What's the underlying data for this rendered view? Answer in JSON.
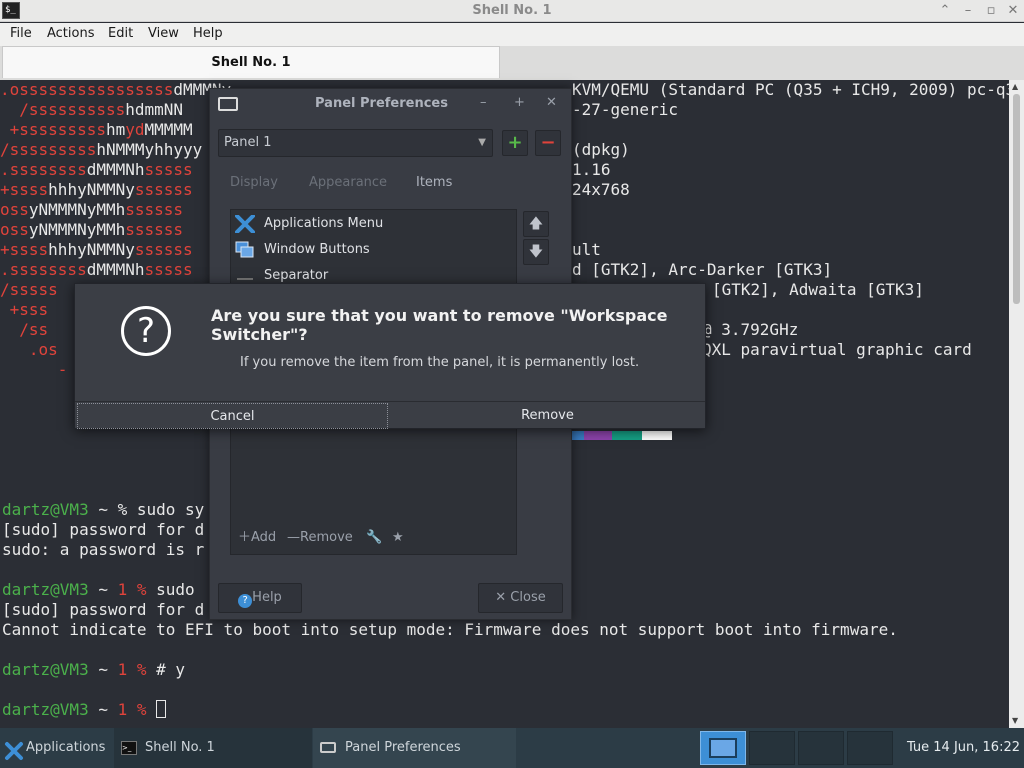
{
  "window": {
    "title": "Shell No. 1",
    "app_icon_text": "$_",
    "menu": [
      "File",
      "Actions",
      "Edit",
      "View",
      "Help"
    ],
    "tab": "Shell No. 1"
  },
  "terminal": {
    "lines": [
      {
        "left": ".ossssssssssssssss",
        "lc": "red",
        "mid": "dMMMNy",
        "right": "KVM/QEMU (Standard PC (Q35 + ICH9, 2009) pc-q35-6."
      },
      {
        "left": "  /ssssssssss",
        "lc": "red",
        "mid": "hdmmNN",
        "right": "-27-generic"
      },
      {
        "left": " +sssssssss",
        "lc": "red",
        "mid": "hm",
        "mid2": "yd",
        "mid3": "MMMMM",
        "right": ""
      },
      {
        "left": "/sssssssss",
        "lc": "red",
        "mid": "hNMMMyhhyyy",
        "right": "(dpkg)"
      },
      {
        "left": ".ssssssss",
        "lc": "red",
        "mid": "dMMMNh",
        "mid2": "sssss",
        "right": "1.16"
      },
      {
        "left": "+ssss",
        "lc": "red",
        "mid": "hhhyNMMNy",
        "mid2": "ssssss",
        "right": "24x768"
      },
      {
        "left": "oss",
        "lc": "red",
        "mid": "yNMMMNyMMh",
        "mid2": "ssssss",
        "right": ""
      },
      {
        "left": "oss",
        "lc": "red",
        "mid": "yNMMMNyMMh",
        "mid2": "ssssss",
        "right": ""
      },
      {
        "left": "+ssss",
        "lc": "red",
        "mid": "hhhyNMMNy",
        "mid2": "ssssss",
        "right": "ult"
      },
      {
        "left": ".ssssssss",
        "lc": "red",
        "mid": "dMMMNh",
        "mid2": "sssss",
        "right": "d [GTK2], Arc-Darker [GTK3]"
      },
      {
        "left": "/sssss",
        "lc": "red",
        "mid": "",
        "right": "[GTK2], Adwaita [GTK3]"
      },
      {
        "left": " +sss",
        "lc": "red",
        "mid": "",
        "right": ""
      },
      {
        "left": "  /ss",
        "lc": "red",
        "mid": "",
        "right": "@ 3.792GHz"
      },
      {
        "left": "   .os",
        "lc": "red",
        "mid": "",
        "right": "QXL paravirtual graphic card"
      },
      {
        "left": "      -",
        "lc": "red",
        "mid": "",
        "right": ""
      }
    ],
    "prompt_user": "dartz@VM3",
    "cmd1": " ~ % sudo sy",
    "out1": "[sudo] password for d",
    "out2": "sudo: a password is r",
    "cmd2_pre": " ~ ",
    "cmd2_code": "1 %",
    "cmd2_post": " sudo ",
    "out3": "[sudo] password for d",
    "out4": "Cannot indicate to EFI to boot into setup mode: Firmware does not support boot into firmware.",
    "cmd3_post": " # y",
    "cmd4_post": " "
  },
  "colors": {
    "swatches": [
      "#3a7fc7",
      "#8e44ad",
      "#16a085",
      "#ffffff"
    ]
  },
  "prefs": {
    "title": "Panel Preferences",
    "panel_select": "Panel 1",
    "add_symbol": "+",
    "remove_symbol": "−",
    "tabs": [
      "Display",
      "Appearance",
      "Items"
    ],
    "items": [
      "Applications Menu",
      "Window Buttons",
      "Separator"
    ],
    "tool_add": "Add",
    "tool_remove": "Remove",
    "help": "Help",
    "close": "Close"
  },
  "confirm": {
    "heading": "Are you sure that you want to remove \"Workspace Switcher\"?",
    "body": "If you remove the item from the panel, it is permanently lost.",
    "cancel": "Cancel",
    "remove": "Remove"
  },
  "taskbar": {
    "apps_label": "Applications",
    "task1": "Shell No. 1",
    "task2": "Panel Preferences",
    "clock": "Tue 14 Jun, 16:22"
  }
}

-------------------------

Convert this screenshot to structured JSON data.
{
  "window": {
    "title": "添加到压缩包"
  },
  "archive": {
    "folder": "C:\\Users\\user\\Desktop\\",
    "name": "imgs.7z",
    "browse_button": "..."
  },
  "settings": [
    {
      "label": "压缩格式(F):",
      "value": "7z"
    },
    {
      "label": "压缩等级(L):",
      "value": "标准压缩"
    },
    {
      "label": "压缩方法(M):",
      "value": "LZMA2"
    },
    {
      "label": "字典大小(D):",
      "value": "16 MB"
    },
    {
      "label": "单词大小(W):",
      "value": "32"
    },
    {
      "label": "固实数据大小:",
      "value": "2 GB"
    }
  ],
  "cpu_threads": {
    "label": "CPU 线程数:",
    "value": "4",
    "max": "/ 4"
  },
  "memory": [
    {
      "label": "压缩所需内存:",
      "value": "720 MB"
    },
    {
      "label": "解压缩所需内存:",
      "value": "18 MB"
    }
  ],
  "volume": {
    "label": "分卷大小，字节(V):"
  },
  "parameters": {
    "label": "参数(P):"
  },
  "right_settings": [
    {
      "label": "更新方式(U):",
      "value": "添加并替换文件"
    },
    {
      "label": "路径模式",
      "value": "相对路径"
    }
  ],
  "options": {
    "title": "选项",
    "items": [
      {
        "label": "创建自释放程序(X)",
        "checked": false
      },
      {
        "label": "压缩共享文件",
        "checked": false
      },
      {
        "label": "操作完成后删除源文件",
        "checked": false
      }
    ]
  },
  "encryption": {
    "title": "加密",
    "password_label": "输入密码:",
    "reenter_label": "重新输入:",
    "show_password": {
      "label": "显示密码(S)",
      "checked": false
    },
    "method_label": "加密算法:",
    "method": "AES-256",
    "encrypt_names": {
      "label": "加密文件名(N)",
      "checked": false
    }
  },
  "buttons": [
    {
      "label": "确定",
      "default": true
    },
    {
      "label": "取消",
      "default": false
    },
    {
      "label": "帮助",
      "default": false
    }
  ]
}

-------------------------

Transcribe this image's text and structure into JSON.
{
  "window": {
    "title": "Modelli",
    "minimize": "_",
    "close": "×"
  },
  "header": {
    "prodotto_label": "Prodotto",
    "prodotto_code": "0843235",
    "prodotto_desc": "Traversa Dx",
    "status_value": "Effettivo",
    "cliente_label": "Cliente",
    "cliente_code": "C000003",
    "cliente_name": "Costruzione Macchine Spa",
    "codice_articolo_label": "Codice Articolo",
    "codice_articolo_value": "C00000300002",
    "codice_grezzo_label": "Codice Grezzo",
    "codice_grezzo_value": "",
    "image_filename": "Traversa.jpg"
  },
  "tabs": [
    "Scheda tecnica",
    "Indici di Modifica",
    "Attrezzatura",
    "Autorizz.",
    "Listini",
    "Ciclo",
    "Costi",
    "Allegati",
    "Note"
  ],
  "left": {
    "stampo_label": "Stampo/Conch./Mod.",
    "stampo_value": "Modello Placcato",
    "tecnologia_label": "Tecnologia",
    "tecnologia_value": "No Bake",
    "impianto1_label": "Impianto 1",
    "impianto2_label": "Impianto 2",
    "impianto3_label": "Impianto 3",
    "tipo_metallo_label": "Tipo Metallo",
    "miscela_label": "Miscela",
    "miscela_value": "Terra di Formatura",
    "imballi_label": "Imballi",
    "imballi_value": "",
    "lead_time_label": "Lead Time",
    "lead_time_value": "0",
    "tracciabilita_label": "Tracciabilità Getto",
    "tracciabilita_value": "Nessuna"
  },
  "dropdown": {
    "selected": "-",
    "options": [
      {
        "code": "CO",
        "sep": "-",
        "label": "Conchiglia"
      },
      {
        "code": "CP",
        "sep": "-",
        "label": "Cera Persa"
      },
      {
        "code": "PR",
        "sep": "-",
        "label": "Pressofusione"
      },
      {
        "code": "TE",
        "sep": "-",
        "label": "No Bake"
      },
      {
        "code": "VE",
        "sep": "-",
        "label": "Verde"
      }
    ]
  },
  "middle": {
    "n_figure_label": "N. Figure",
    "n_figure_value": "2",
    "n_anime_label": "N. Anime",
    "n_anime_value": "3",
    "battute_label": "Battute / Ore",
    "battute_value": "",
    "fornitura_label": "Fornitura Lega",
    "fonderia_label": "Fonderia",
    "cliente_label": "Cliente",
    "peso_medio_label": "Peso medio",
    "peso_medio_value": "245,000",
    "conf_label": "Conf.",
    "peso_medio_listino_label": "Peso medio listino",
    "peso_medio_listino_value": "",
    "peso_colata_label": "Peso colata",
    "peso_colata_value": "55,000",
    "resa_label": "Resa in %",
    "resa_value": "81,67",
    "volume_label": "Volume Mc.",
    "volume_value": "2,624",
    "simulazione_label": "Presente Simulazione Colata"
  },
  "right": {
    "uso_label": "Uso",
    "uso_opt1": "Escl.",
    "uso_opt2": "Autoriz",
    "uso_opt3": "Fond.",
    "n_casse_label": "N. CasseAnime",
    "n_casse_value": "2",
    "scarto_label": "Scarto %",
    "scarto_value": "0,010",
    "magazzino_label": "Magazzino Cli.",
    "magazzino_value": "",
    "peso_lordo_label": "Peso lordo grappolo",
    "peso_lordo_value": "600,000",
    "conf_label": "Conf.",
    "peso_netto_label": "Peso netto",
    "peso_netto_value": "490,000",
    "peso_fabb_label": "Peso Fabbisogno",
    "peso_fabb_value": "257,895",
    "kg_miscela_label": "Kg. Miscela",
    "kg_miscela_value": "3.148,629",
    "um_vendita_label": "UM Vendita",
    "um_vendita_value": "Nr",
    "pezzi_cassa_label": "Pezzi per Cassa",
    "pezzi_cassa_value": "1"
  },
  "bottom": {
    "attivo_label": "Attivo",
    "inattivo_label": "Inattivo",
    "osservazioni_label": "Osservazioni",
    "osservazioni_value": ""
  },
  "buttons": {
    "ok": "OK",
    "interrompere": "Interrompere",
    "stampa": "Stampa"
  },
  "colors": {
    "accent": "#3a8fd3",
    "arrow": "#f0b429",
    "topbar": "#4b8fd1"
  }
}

-------------------------

Stated goal: Only the number is wanted: how many lines contain the string "sudo"?

Exercise output: 5